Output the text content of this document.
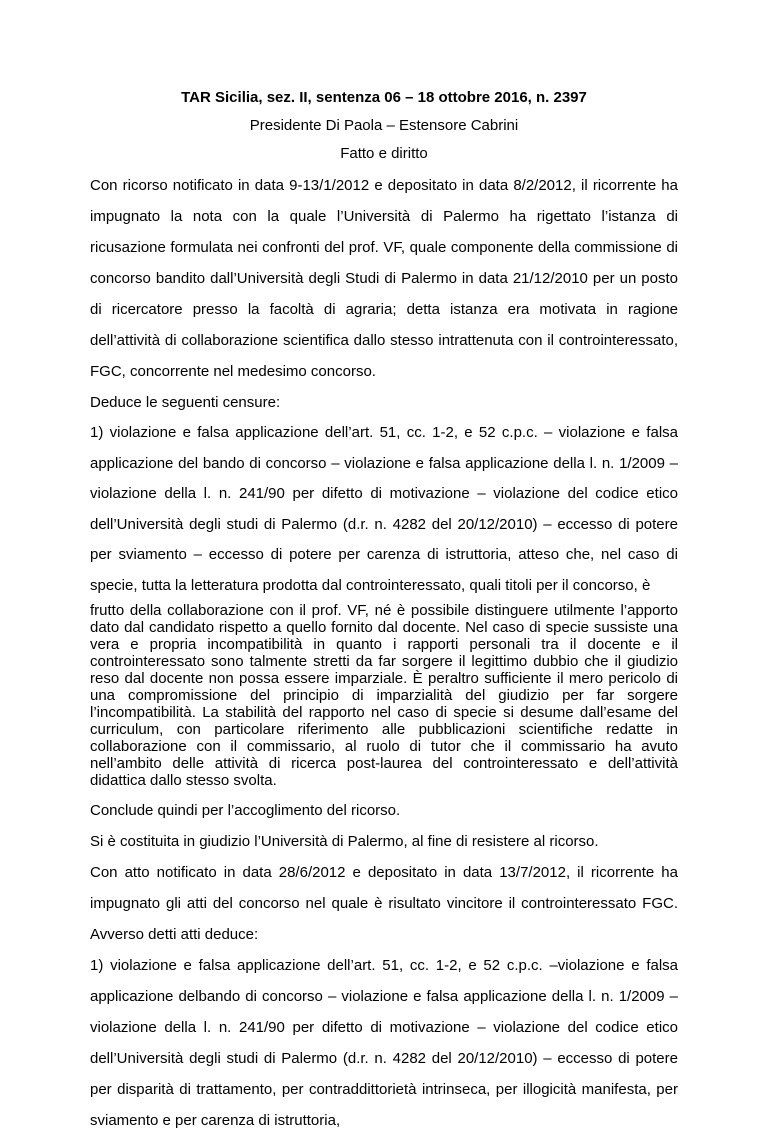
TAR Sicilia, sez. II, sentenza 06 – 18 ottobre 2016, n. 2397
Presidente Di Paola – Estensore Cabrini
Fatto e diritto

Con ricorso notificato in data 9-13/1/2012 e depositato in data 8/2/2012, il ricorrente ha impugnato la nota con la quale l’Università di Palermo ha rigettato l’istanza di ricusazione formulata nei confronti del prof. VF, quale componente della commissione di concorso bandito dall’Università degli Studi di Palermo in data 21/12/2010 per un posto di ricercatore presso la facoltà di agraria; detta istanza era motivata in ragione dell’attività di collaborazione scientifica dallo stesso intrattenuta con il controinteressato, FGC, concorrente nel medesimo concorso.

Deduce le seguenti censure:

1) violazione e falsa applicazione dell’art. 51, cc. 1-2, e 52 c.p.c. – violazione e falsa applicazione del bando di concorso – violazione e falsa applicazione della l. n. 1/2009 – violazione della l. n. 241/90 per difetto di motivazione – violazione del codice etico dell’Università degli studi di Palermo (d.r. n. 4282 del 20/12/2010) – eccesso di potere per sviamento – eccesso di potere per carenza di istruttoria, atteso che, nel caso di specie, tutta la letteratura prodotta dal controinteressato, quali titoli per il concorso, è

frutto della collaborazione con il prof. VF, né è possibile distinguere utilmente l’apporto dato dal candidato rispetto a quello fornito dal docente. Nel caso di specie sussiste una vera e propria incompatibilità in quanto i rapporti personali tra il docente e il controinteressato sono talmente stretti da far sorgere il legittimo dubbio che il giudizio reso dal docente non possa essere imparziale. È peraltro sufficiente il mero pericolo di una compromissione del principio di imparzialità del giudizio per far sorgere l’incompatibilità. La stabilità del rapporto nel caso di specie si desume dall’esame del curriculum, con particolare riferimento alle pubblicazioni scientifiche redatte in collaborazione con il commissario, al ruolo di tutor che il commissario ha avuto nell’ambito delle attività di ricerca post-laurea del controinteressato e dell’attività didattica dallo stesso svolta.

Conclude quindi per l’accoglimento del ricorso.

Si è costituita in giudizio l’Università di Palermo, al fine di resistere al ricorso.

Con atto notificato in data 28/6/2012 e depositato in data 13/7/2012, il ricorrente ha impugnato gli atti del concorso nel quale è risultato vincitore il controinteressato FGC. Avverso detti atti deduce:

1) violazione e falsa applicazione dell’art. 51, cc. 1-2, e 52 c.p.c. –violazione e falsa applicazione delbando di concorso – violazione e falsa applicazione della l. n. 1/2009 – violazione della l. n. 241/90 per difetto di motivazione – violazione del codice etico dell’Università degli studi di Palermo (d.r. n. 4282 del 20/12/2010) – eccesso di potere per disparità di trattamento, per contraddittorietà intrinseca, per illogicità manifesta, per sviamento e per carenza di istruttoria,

------

Reproduce every line precisely as given, omitting all pictures.

Output the text content of this document.
TAR Sicilia, sez. II, sentenza 06 – 18 ottobre 2016, n. 2397
Presidente Di Paola – Estensore Cabrini
Fatto e diritto

Con ricorso notificato in data 9-13/1/2012 e depositato in data 8/2/2012, il ricorrente ha impugnato la nota con la quale l’Università di Palermo ha rigettato l’istanza di ricusazione formulata nei confronti del prof. VF, quale componente della commissione di concorso bandito dall’Università degli Studi di Palermo in data 21/12/2010 per un posto di ricercatore presso la facoltà di agraria; detta istanza era motivata in ragione dell’attività di collaborazione scientifica dallo stesso intrattenuta con il controinteressato, FGC, concorrente nel medesimo concorso.

Deduce le seguenti censure:

1) violazione e falsa applicazione dell’art. 51, cc. 1-2, e 52 c.p.c. – violazione e falsa applicazione del bando di concorso – violazione e falsa applicazione della l. n. 1/2009 – violazione della l. n. 241/90 per difetto di motivazione – violazione del codice etico dell’Università degli studi di Palermo (d.r. n. 4282 del 20/12/2010) – eccesso di potere per sviamento – eccesso di potere per carenza di istruttoria, atteso che, nel caso di specie, tutta la letteratura prodotta dal controinteressato, quali titoli per il concorso, è

frutto della collaborazione con il prof. VF, né è possibile distinguere utilmente l’apporto dato dal candidato rispetto a quello fornito dal docente. Nel caso di specie sussiste una vera e propria incompatibilità in quanto i rapporti personali tra il docente e il controinteressato sono talmente stretti da far sorgere il legittimo dubbio che il giudizio reso dal docente non possa essere imparziale. È peraltro sufficiente il mero pericolo di una compromissione del principio di imparzialità del giudizio per far sorgere l’incompatibilità. La stabilità del rapporto nel caso di specie si desume dall’esame del curriculum, con particolare riferimento alle pubblicazioni scientifiche redatte in collaborazione con il commissario, al ruolo di tutor che il commissario ha avuto nell’ambito delle attività di ricerca post-laurea del controinteressato e dell’attività didattica dallo stesso svolta.

Conclude quindi per l’accoglimento del ricorso.

Si è costituita in giudizio l’Università di Palermo, al fine di resistere al ricorso.

Con atto notificato in data 28/6/2012 e depositato in data 13/7/2012, il ricorrente ha impugnato gli atti del concorso nel quale è risultato vincitore il controinteressato FGC. Avverso detti atti deduce:

1) violazione e falsa applicazione dell’art. 51, cc. 1-2, e 52 c.p.c. –violazione e falsa applicazione delbando di concorso – violazione e falsa applicazione della l. n. 1/2009 – violazione della l. n. 241/90 per difetto di motivazione – violazione del codice etico dell’Università degli studi di Palermo (d.r. n. 4282 del 20/12/2010) – eccesso di potere per disparità di trattamento, per contraddittorietà intrinseca, per illogicità manifesta, per sviamento e per carenza di istruttoria,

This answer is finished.